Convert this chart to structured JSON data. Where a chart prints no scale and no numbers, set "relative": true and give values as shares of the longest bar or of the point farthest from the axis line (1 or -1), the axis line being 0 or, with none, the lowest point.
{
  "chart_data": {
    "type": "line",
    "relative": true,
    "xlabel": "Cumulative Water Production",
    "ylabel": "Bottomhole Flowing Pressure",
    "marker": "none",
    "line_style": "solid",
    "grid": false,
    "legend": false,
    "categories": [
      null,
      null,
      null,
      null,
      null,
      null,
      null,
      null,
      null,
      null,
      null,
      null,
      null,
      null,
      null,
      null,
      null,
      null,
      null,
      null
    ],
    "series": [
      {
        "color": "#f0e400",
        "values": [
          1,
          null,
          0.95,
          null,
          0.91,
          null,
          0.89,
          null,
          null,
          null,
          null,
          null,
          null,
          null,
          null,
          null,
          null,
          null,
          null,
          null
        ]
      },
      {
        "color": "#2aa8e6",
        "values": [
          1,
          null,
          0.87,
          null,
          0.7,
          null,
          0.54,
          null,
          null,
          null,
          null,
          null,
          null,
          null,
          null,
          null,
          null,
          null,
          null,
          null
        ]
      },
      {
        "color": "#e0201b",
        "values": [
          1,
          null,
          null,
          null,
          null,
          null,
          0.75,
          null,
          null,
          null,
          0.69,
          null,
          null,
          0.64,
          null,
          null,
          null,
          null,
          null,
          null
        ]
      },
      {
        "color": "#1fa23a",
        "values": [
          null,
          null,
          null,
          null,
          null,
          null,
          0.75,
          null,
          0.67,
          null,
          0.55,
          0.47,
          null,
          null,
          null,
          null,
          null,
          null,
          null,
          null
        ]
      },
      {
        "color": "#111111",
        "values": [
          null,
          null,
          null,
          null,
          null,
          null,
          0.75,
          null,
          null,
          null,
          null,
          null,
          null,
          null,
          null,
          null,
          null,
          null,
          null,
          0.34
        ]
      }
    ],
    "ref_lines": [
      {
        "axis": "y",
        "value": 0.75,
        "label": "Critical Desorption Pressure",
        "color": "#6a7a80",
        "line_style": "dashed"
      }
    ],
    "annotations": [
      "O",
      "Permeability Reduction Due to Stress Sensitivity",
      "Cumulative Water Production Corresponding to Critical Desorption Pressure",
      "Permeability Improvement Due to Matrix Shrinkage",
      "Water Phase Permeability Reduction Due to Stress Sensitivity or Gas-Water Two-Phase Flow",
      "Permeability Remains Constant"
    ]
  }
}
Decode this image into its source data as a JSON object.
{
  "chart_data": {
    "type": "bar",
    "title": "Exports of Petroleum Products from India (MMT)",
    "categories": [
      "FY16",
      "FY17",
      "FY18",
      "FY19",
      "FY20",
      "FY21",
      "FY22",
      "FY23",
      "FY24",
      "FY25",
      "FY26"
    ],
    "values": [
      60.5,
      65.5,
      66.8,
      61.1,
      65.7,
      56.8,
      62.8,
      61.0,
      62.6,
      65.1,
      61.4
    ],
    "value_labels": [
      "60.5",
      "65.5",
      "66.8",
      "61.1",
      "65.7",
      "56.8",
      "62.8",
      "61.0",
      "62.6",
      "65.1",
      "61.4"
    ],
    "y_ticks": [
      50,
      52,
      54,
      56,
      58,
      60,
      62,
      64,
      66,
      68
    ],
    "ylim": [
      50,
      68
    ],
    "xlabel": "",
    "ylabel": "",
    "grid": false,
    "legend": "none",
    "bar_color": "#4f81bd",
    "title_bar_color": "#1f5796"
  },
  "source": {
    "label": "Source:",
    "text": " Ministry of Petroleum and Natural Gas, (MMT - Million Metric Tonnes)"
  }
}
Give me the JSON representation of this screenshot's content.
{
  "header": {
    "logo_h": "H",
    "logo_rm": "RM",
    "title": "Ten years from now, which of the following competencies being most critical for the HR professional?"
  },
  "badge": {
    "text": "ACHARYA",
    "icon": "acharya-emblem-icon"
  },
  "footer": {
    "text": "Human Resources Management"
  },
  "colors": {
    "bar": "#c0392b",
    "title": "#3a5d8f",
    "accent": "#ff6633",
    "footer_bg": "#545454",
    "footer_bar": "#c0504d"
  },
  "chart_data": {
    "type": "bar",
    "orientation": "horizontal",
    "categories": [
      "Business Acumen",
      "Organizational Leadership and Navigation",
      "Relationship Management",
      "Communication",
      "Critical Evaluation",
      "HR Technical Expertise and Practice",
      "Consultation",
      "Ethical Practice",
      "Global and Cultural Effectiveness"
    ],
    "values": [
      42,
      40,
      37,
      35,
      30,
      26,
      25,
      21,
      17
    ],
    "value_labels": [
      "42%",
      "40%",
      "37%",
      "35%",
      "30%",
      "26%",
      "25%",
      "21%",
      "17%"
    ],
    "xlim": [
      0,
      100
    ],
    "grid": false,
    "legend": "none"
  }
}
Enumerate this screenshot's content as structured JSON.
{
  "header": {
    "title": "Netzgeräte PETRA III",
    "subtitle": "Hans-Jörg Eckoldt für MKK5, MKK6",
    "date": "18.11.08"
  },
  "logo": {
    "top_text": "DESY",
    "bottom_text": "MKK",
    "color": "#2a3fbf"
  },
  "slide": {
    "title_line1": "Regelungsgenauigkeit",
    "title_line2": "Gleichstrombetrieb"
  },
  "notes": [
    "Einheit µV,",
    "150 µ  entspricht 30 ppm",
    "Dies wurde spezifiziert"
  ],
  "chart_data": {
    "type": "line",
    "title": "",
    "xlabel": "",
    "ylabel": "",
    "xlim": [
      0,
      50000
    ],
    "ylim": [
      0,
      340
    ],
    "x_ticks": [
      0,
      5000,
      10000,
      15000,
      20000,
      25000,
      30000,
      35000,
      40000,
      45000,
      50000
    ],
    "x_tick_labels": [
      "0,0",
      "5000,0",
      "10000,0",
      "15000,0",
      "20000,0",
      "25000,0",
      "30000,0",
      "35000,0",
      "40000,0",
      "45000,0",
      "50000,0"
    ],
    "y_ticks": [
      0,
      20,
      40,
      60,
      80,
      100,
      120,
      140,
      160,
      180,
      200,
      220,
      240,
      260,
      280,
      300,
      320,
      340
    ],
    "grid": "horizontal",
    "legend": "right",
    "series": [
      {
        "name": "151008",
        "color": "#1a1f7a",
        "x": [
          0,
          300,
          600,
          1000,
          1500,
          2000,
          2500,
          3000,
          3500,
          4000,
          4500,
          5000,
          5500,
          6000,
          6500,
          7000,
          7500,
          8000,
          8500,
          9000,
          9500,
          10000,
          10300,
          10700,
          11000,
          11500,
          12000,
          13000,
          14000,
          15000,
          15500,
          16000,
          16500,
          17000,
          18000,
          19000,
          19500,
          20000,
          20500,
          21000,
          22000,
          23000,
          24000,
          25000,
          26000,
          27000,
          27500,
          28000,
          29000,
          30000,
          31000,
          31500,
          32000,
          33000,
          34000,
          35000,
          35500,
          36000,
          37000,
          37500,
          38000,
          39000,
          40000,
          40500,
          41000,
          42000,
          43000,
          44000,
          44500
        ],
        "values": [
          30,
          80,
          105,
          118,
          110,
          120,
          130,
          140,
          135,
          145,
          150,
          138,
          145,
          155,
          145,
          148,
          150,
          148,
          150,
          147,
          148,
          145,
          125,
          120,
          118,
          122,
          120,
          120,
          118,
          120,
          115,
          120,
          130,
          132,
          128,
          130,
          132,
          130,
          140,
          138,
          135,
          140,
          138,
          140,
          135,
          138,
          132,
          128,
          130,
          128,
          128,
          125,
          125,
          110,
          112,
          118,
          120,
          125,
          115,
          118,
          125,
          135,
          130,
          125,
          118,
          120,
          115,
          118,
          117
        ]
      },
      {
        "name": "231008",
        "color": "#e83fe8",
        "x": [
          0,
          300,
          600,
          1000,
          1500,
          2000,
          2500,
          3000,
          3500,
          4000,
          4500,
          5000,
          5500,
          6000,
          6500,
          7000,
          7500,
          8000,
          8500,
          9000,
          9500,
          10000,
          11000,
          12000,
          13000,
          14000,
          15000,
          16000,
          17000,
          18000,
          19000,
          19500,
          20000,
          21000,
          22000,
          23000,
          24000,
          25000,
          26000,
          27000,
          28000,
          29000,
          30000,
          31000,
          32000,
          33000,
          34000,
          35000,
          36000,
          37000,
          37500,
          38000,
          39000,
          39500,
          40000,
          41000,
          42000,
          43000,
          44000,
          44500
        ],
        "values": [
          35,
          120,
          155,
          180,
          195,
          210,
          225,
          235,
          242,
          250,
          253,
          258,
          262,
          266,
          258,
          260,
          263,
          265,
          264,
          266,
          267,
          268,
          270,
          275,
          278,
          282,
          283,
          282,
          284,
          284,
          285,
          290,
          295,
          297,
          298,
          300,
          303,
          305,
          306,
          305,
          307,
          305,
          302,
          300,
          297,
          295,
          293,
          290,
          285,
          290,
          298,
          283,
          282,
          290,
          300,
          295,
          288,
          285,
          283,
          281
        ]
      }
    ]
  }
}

▸ WHAT IS REQUIRED
Copy each line that contains the word "Petroleum".

▸ FINAL RESULT
    "title": "Exports of Petroleum Products from India (MMT)",
    "text": " Ministry of Petroleum and Natural Gas, (MMT - Million Metric Tonnes)"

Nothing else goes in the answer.